## Your instructions
Repeat the data from its first line up to and including the line with "warning-icon [26, 16, 62, 48]", replacing "interactable" with "clickable" and leaving everything else unchanged.

## Given entries
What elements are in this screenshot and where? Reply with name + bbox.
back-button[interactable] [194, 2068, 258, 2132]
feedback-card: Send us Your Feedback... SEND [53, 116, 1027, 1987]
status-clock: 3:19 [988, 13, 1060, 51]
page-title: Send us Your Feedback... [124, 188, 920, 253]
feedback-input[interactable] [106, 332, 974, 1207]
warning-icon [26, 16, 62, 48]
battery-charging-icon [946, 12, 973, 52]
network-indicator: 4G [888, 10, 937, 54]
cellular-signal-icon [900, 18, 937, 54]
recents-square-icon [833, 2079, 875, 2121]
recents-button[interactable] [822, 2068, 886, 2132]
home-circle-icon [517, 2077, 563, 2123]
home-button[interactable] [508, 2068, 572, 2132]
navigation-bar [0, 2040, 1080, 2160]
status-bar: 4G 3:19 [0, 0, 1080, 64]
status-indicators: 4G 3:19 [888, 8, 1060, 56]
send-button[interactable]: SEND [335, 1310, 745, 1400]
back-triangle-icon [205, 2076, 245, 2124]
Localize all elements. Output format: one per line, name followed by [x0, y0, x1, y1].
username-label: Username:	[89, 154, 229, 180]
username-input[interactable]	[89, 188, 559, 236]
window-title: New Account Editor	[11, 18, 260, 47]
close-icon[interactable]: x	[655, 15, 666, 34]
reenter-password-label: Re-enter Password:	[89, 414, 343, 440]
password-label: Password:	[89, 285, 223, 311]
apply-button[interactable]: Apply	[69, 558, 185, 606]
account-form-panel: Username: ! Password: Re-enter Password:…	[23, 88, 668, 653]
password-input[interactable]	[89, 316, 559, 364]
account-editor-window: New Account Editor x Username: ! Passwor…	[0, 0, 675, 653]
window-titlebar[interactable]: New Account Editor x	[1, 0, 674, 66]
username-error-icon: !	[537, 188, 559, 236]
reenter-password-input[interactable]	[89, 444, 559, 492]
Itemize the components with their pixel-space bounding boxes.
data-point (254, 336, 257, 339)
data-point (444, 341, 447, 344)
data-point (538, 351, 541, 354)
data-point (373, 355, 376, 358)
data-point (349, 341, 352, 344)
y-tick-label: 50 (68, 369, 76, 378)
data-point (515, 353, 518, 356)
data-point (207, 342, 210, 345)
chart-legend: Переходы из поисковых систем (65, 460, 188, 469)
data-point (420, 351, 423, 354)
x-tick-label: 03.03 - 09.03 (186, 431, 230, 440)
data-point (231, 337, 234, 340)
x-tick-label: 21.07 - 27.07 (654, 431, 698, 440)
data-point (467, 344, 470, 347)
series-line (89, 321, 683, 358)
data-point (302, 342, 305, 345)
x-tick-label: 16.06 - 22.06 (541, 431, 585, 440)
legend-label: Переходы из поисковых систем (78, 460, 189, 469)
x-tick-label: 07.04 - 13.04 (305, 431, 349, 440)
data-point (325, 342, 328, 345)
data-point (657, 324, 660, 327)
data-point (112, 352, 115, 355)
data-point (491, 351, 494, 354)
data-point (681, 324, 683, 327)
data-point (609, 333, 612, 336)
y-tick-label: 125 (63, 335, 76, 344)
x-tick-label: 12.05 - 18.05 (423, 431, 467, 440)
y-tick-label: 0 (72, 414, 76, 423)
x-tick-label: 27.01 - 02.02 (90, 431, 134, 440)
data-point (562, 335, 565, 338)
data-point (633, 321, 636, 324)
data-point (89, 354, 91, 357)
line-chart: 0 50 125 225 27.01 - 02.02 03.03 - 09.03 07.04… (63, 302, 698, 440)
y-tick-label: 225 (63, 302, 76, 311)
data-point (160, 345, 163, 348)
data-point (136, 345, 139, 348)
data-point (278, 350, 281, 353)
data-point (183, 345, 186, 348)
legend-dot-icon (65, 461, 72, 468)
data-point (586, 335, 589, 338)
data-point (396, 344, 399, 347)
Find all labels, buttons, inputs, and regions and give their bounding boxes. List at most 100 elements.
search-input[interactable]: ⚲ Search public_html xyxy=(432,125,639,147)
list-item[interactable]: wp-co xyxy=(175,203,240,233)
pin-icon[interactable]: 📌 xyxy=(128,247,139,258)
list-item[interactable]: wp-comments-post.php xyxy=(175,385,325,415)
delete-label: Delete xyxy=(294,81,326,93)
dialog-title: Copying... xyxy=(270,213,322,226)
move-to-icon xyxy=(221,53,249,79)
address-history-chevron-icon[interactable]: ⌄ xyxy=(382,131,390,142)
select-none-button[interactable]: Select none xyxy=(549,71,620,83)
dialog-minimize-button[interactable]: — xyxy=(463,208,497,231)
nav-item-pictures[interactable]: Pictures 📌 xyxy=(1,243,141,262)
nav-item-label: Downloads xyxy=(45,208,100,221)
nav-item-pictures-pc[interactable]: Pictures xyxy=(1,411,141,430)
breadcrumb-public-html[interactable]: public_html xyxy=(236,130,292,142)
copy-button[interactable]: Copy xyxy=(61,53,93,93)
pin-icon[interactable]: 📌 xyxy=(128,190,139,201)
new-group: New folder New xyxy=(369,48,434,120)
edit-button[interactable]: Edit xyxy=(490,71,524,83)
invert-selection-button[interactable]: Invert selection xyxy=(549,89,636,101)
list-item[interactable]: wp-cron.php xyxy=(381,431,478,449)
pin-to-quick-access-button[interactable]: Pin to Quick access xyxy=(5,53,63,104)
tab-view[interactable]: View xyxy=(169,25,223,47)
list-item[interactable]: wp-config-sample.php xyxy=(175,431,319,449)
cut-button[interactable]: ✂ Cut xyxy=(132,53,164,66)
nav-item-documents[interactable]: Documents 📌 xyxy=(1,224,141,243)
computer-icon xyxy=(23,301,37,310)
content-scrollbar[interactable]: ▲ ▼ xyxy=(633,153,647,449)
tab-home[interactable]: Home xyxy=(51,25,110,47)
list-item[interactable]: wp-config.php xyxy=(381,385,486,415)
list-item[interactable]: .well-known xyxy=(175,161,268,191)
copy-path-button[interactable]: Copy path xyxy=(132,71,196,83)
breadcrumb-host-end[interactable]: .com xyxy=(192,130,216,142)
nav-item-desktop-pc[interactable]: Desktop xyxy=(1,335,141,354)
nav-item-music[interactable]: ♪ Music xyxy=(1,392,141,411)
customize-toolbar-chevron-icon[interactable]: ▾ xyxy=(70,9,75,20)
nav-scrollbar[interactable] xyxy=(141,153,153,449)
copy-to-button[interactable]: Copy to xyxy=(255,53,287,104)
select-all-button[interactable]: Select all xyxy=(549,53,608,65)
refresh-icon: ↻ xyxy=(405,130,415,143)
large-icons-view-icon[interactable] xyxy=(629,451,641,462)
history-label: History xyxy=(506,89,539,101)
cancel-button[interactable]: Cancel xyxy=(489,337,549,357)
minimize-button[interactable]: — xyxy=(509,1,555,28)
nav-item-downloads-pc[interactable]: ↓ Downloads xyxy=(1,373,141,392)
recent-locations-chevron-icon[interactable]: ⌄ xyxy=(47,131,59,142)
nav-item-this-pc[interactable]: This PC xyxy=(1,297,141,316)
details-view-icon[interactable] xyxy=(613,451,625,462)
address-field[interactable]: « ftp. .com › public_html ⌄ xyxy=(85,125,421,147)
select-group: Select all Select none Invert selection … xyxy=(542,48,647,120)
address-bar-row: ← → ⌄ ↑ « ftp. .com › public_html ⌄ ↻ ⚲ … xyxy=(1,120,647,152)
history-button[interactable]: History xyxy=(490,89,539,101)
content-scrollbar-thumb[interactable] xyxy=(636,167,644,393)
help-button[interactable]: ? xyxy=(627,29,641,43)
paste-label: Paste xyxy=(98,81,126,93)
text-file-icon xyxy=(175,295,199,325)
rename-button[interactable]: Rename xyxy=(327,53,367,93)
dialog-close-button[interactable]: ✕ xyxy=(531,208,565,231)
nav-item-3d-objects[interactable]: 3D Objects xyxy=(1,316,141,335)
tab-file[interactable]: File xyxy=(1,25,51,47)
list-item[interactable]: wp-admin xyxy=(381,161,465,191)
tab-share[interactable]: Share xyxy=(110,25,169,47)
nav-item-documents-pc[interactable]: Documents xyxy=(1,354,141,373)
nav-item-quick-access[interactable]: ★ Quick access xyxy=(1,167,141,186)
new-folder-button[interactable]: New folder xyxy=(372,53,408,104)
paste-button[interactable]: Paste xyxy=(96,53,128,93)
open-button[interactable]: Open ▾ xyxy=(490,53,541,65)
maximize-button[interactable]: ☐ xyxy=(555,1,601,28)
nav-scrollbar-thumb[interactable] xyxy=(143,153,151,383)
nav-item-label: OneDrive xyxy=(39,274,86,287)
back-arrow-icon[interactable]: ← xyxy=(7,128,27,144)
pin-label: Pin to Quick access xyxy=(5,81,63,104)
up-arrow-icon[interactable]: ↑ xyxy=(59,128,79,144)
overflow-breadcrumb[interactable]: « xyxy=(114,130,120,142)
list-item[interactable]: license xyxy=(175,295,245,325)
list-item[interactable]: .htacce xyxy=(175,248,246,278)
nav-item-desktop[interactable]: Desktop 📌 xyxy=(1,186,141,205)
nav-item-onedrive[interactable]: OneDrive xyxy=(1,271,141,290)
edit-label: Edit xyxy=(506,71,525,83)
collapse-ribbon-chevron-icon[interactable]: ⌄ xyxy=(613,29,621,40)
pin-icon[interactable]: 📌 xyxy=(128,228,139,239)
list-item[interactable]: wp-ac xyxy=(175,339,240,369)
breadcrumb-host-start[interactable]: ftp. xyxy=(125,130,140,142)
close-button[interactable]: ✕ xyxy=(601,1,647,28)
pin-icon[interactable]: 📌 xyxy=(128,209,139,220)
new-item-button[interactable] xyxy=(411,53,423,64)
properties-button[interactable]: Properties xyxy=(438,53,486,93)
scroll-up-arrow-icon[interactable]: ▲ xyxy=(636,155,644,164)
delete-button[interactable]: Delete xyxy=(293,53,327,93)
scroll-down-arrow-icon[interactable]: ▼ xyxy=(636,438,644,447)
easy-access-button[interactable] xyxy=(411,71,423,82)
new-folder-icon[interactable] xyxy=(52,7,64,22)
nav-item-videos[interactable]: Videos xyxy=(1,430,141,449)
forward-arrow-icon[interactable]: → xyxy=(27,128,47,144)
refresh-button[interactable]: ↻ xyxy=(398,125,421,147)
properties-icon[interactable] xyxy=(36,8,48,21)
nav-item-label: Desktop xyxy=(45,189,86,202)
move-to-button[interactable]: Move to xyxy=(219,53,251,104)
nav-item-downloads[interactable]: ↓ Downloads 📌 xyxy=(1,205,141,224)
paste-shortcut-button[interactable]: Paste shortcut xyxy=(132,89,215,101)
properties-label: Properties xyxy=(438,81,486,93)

## Finished exercise
What elements are in this screenshot and where? Reply with name + bbox.
back-button[clickable] [194, 2068, 258, 2132]
feedback-card: Send us Your Feedback... SEND [53, 116, 1027, 1987]
status-clock: 3:19 [988, 13, 1060, 51]
page-title: Send us Your Feedback... [124, 188, 920, 253]
feedback-input[clickable] [106, 332, 974, 1207]
warning-icon [26, 16, 62, 48]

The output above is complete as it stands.